(Figure dataset records)
**********
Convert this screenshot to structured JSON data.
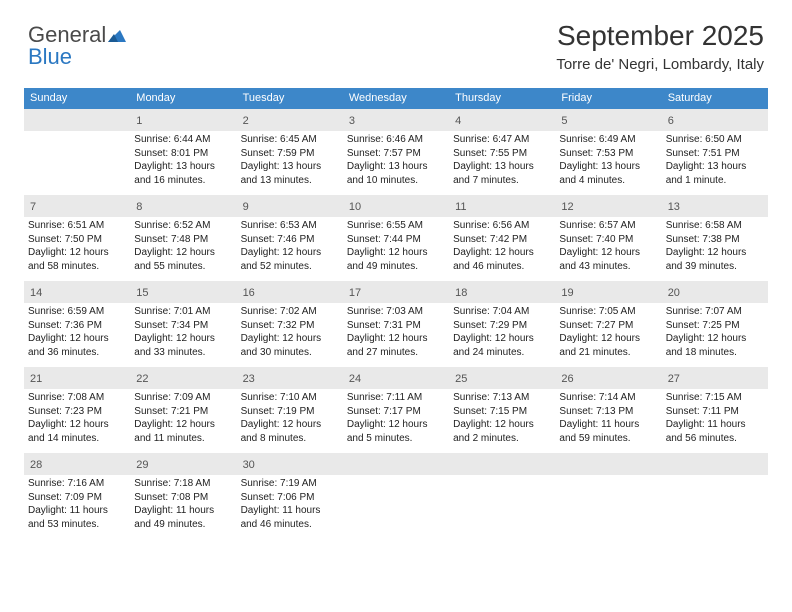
{
  "logo": {
    "part1": "General",
    "part2": "Blue"
  },
  "header": {
    "month_title": "September 2025",
    "location": "Torre de' Negri, Lombardy, Italy"
  },
  "style": {
    "header_bg": "#3d87c9",
    "header_text_color": "#ffffff",
    "daynum_bg": "#e9e9e9",
    "border_color": "#7a8a99",
    "title_fontsize": 28,
    "location_fontsize": 15,
    "dow_fontsize": 11,
    "body_fontsize": 10
  },
  "days_of_week": [
    "Sunday",
    "Monday",
    "Tuesday",
    "Wednesday",
    "Thursday",
    "Friday",
    "Saturday"
  ],
  "weeks": [
    [
      {
        "n": "",
        "sr": "",
        "ss": "",
        "dl": ""
      },
      {
        "n": "1",
        "sr": "Sunrise: 6:44 AM",
        "ss": "Sunset: 8:01 PM",
        "dl": "Daylight: 13 hours and 16 minutes."
      },
      {
        "n": "2",
        "sr": "Sunrise: 6:45 AM",
        "ss": "Sunset: 7:59 PM",
        "dl": "Daylight: 13 hours and 13 minutes."
      },
      {
        "n": "3",
        "sr": "Sunrise: 6:46 AM",
        "ss": "Sunset: 7:57 PM",
        "dl": "Daylight: 13 hours and 10 minutes."
      },
      {
        "n": "4",
        "sr": "Sunrise: 6:47 AM",
        "ss": "Sunset: 7:55 PM",
        "dl": "Daylight: 13 hours and 7 minutes."
      },
      {
        "n": "5",
        "sr": "Sunrise: 6:49 AM",
        "ss": "Sunset: 7:53 PM",
        "dl": "Daylight: 13 hours and 4 minutes."
      },
      {
        "n": "6",
        "sr": "Sunrise: 6:50 AM",
        "ss": "Sunset: 7:51 PM",
        "dl": "Daylight: 13 hours and 1 minute."
      }
    ],
    [
      {
        "n": "7",
        "sr": "Sunrise: 6:51 AM",
        "ss": "Sunset: 7:50 PM",
        "dl": "Daylight: 12 hours and 58 minutes."
      },
      {
        "n": "8",
        "sr": "Sunrise: 6:52 AM",
        "ss": "Sunset: 7:48 PM",
        "dl": "Daylight: 12 hours and 55 minutes."
      },
      {
        "n": "9",
        "sr": "Sunrise: 6:53 AM",
        "ss": "Sunset: 7:46 PM",
        "dl": "Daylight: 12 hours and 52 minutes."
      },
      {
        "n": "10",
        "sr": "Sunrise: 6:55 AM",
        "ss": "Sunset: 7:44 PM",
        "dl": "Daylight: 12 hours and 49 minutes."
      },
      {
        "n": "11",
        "sr": "Sunrise: 6:56 AM",
        "ss": "Sunset: 7:42 PM",
        "dl": "Daylight: 12 hours and 46 minutes."
      },
      {
        "n": "12",
        "sr": "Sunrise: 6:57 AM",
        "ss": "Sunset: 7:40 PM",
        "dl": "Daylight: 12 hours and 43 minutes."
      },
      {
        "n": "13",
        "sr": "Sunrise: 6:58 AM",
        "ss": "Sunset: 7:38 PM",
        "dl": "Daylight: 12 hours and 39 minutes."
      }
    ],
    [
      {
        "n": "14",
        "sr": "Sunrise: 6:59 AM",
        "ss": "Sunset: 7:36 PM",
        "dl": "Daylight: 12 hours and 36 minutes."
      },
      {
        "n": "15",
        "sr": "Sunrise: 7:01 AM",
        "ss": "Sunset: 7:34 PM",
        "dl": "Daylight: 12 hours and 33 minutes."
      },
      {
        "n": "16",
        "sr": "Sunrise: 7:02 AM",
        "ss": "Sunset: 7:32 PM",
        "dl": "Daylight: 12 hours and 30 minutes."
      },
      {
        "n": "17",
        "sr": "Sunrise: 7:03 AM",
        "ss": "Sunset: 7:31 PM",
        "dl": "Daylight: 12 hours and 27 minutes."
      },
      {
        "n": "18",
        "sr": "Sunrise: 7:04 AM",
        "ss": "Sunset: 7:29 PM",
        "dl": "Daylight: 12 hours and 24 minutes."
      },
      {
        "n": "19",
        "sr": "Sunrise: 7:05 AM",
        "ss": "Sunset: 7:27 PM",
        "dl": "Daylight: 12 hours and 21 minutes."
      },
      {
        "n": "20",
        "sr": "Sunrise: 7:07 AM",
        "ss": "Sunset: 7:25 PM",
        "dl": "Daylight: 12 hours and 18 minutes."
      }
    ],
    [
      {
        "n": "21",
        "sr": "Sunrise: 7:08 AM",
        "ss": "Sunset: 7:23 PM",
        "dl": "Daylight: 12 hours and 14 minutes."
      },
      {
        "n": "22",
        "sr": "Sunrise: 7:09 AM",
        "ss": "Sunset: 7:21 PM",
        "dl": "Daylight: 12 hours and 11 minutes."
      },
      {
        "n": "23",
        "sr": "Sunrise: 7:10 AM",
        "ss": "Sunset: 7:19 PM",
        "dl": "Daylight: 12 hours and 8 minutes."
      },
      {
        "n": "24",
        "sr": "Sunrise: 7:11 AM",
        "ss": "Sunset: 7:17 PM",
        "dl": "Daylight: 12 hours and 5 minutes."
      },
      {
        "n": "25",
        "sr": "Sunrise: 7:13 AM",
        "ss": "Sunset: 7:15 PM",
        "dl": "Daylight: 12 hours and 2 minutes."
      },
      {
        "n": "26",
        "sr": "Sunrise: 7:14 AM",
        "ss": "Sunset: 7:13 PM",
        "dl": "Daylight: 11 hours and 59 minutes."
      },
      {
        "n": "27",
        "sr": "Sunrise: 7:15 AM",
        "ss": "Sunset: 7:11 PM",
        "dl": "Daylight: 11 hours and 56 minutes."
      }
    ],
    [
      {
        "n": "28",
        "sr": "Sunrise: 7:16 AM",
        "ss": "Sunset: 7:09 PM",
        "dl": "Daylight: 11 hours and 53 minutes."
      },
      {
        "n": "29",
        "sr": "Sunrise: 7:18 AM",
        "ss": "Sunset: 7:08 PM",
        "dl": "Daylight: 11 hours and 49 minutes."
      },
      {
        "n": "30",
        "sr": "Sunrise: 7:19 AM",
        "ss": "Sunset: 7:06 PM",
        "dl": "Daylight: 11 hours and 46 minutes."
      },
      {
        "n": "",
        "sr": "",
        "ss": "",
        "dl": ""
      },
      {
        "n": "",
        "sr": "",
        "ss": "",
        "dl": ""
      },
      {
        "n": "",
        "sr": "",
        "ss": "",
        "dl": ""
      },
      {
        "n": "",
        "sr": "",
        "ss": "",
        "dl": ""
      }
    ]
  ]
}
**********
Exercise prompt: Write the lines above out again exactly, without any of their pictures.

Worked answer:
Convert this screenshot to structured JSON data.
{
  "logo": {
    "part1": "General",
    "part2": "Blue"
  },
  "header": {
    "month_title": "September 2025",
    "location": "Torre de' Negri, Lombardy, Italy"
  },
  "style": {
    "header_bg": "#3d87c9",
    "header_text_color": "#ffffff",
    "daynum_bg": "#e9e9e9",
    "border_color": "#7a8a99",
    "title_fontsize": 28,
    "location_fontsize": 15,
    "dow_fontsize": 11,
    "body_fontsize": 10
  },
  "days_of_week": [
    "Sunday",
    "Monday",
    "Tuesday",
    "Wednesday",
    "Thursday",
    "Friday",
    "Saturday"
  ],
  "weeks": [
    [
      {
        "n": "",
        "sr": "",
        "ss": "",
        "dl": ""
      },
      {
        "n": "1",
        "sr": "Sunrise: 6:44 AM",
        "ss": "Sunset: 8:01 PM",
        "dl": "Daylight: 13 hours and 16 minutes."
      },
      {
        "n": "2",
        "sr": "Sunrise: 6:45 AM",
        "ss": "Sunset: 7:59 PM",
        "dl": "Daylight: 13 hours and 13 minutes."
      },
      {
        "n": "3",
        "sr": "Sunrise: 6:46 AM",
        "ss": "Sunset: 7:57 PM",
        "dl": "Daylight: 13 hours and 10 minutes."
      },
      {
        "n": "4",
        "sr": "Sunrise: 6:47 AM",
        "ss": "Sunset: 7:55 PM",
        "dl": "Daylight: 13 hours and 7 minutes."
      },
      {
        "n": "5",
        "sr": "Sunrise: 6:49 AM",
        "ss": "Sunset: 7:53 PM",
        "dl": "Daylight: 13 hours and 4 minutes."
      },
      {
        "n": "6",
        "sr": "Sunrise: 6:50 AM",
        "ss": "Sunset: 7:51 PM",
        "dl": "Daylight: 13 hours and 1 minute."
      }
    ],
    [
      {
        "n": "7",
        "sr": "Sunrise: 6:51 AM",
        "ss": "Sunset: 7:50 PM",
        "dl": "Daylight: 12 hours and 58 minutes."
      },
      {
        "n": "8",
        "sr": "Sunrise: 6:52 AM",
        "ss": "Sunset: 7:48 PM",
        "dl": "Daylight: 12 hours and 55 minutes."
      },
      {
        "n": "9",
        "sr": "Sunrise: 6:53 AM",
        "ss": "Sunset: 7:46 PM",
        "dl": "Daylight: 12 hours and 52 minutes."
      },
      {
        "n": "10",
        "sr": "Sunrise: 6:55 AM",
        "ss": "Sunset: 7:44 PM",
        "dl": "Daylight: 12 hours and 49 minutes."
      },
      {
        "n": "11",
        "sr": "Sunrise: 6:56 AM",
        "ss": "Sunset: 7:42 PM",
        "dl": "Daylight: 12 hours and 46 minutes."
      },
      {
        "n": "12",
        "sr": "Sunrise: 6:57 AM",
        "ss": "Sunset: 7:40 PM",
        "dl": "Daylight: 12 hours and 43 minutes."
      },
      {
        "n": "13",
        "sr": "Sunrise: 6:58 AM",
        "ss": "Sunset: 7:38 PM",
        "dl": "Daylight: 12 hours and 39 minutes."
      }
    ],
    [
      {
        "n": "14",
        "sr": "Sunrise: 6:59 AM",
        "ss": "Sunset: 7:36 PM",
        "dl": "Daylight: 12 hours and 36 minutes."
      },
      {
        "n": "15",
        "sr": "Sunrise: 7:01 AM",
        "ss": "Sunset: 7:34 PM",
        "dl": "Daylight: 12 hours and 33 minutes."
      },
      {
        "n": "16",
        "sr": "Sunrise: 7:02 AM",
        "ss": "Sunset: 7:32 PM",
        "dl": "Daylight: 12 hours and 30 minutes."
      },
      {
        "n": "17",
        "sr": "Sunrise: 7:03 AM",
        "ss": "Sunset: 7:31 PM",
        "dl": "Daylight: 12 hours and 27 minutes."
      },
      {
        "n": "18",
        "sr": "Sunrise: 7:04 AM",
        "ss": "Sunset: 7:29 PM",
        "dl": "Daylight: 12 hours and 24 minutes."
      },
      {
        "n": "19",
        "sr": "Sunrise: 7:05 AM",
        "ss": "Sunset: 7:27 PM",
        "dl": "Daylight: 12 hours and 21 minutes."
      },
      {
        "n": "20",
        "sr": "Sunrise: 7:07 AM",
        "ss": "Sunset: 7:25 PM",
        "dl": "Daylight: 12 hours and 18 minutes."
      }
    ],
    [
      {
        "n": "21",
        "sr": "Sunrise: 7:08 AM",
        "ss": "Sunset: 7:23 PM",
        "dl": "Daylight: 12 hours and 14 minutes."
      },
      {
        "n": "22",
        "sr": "Sunrise: 7:09 AM",
        "ss": "Sunset: 7:21 PM",
        "dl": "Daylight: 12 hours and 11 minutes."
      },
      {
        "n": "23",
        "sr": "Sunrise: 7:10 AM",
        "ss": "Sunset: 7:19 PM",
        "dl": "Daylight: 12 hours and 8 minutes."
      },
      {
        "n": "24",
        "sr": "Sunrise: 7:11 AM",
        "ss": "Sunset: 7:17 PM",
        "dl": "Daylight: 12 hours and 5 minutes."
      },
      {
        "n": "25",
        "sr": "Sunrise: 7:13 AM",
        "ss": "Sunset: 7:15 PM",
        "dl": "Daylight: 12 hours and 2 minutes."
      },
      {
        "n": "26",
        "sr": "Sunrise: 7:14 AM",
        "ss": "Sunset: 7:13 PM",
        "dl": "Daylight: 11 hours and 59 minutes."
      },
      {
        "n": "27",
        "sr": "Sunrise: 7:15 AM",
        "ss": "Sunset: 7:11 PM",
        "dl": "Daylight: 11 hours and 56 minutes."
      }
    ],
    [
      {
        "n": "28",
        "sr": "Sunrise: 7:16 AM",
        "ss": "Sunset: 7:09 PM",
        "dl": "Daylight: 11 hours and 53 minutes."
      },
      {
        "n": "29",
        "sr": "Sunrise: 7:18 AM",
        "ss": "Sunset: 7:08 PM",
        "dl": "Daylight: 11 hours and 49 minutes."
      },
      {
        "n": "30",
        "sr": "Sunrise: 7:19 AM",
        "ss": "Sunset: 7:06 PM",
        "dl": "Daylight: 11 hours and 46 minutes."
      },
      {
        "n": "",
        "sr": "",
        "ss": "",
        "dl": ""
      },
      {
        "n": "",
        "sr": "",
        "ss": "",
        "dl": ""
      },
      {
        "n": "",
        "sr": "",
        "ss": "",
        "dl": ""
      },
      {
        "n": "",
        "sr": "",
        "ss": "",
        "dl": ""
      }
    ]
  ]
}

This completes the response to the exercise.